* What is needed *
Give the listing again exactly, omitting its images.

* Material for the task *
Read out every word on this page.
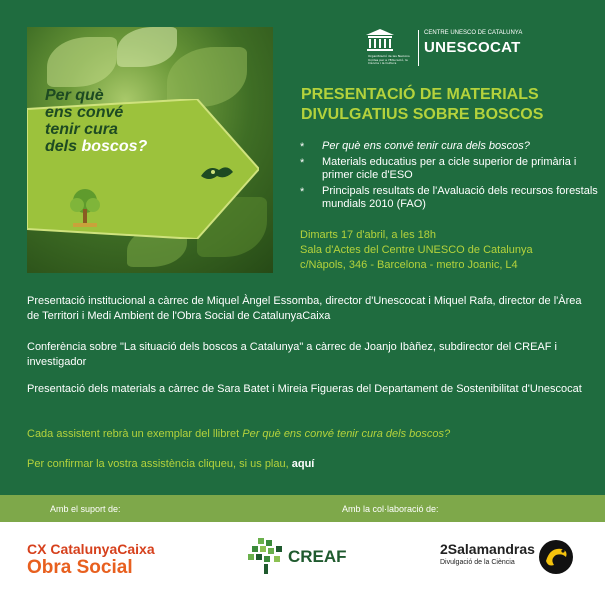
Per què
ens convé
tenir cura
dels boscos?
Organització de les Nacions Unides per a l'Educació, la Ciència i la Cultura
CENTRE UNESCO DE CATALUNYA
UNESCOCAT
PRESENTACIÓ DE MATERIALS
DIVULGATIUS SOBRE BOSCOS
* Per què ens convé tenir cura dels boscos?
* Materials educatius per a cicle superior de primària i primer cicle d'ESO
* Principals resultats de l'Avaluació dels recursos forestals mundials 2010 (FAO)
Dimarts 17 d'abril, a les 18h
Sala d'Actes del Centre UNESCO de Catalunya
c/Nàpols, 346 - Barcelona - metro Joanic, L4
Presentació institucional a càrrec de Miquel Àngel Essomba, director d'Unescocat i Miquel Rafa, director de l'Àrea de Territori i Medi Ambient de l'Obra Social de CatalunyaCaixa
Conferència sobre "La situació dels boscos a Catalunya" a càrrec de Joanjo Ibàñez, subdirector del CREAF i investigador
Presentació dels materials a càrrec de Sara Batet i Mireia Figueras del Departament de Sostenibilitat d'Unescocat
Cada assistent rebrà un exemplar del llibret Per què ens convé tenir cura dels boscos?
Per confirmar la vostra assistència cliqueu, si us plau, aquí
Amb el suport de:	Amb la col·laboració de:
CX CatalunyaCaixa
Obra Social
CREAF	2Salamandras
Divulgació de la Ciència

* Reply *
Read out every word on this page.
Per què
ens convé
tenir cura
dels boscos?
Organització de les Nacions Unides per a l'Educació, la Ciència i la Cultura
CENTRE UNESCO DE CATALUNYA
UNESCOCAT
PRESENTACIÓ DE MATERIALS
DIVULGATIUS SOBRE BOSCOS
* Per què ens convé tenir cura dels boscos?
* Materials educatius per a cicle superior de primària i primer cicle d'ESO
* Principals resultats de l'Avaluació dels recursos forestals mundials 2010 (FAO)
Dimarts 17 d'abril, a les 18h
Sala d'Actes del Centre UNESCO de Catalunya
c/Nàpols, 346 - Barcelona - metro Joanic, L4
Presentació institucional a càrrec de Miquel Àngel Essomba, director d'Unescocat i Miquel Rafa, director de l'Àrea de Territori i Medi Ambient de l'Obra Social de CatalunyaCaixa
Conferència sobre "La situació dels boscos a Catalunya" a càrrec de Joanjo Ibàñez, subdirector del CREAF i investigador
Presentació dels materials a càrrec de Sara Batet i Mireia Figueras del Departament de Sostenibilitat d'Unescocat
Cada assistent rebrà un exemplar del llibret Per què ens convé tenir cura dels boscos?
Per confirmar la vostra assistència cliqueu, si us plau, aquí
Amb el suport de:	Amb la col·laboració de:
CX CatalunyaCaixa
Obra Social
CREAF	2Salamandras
Divulgació de la Ciència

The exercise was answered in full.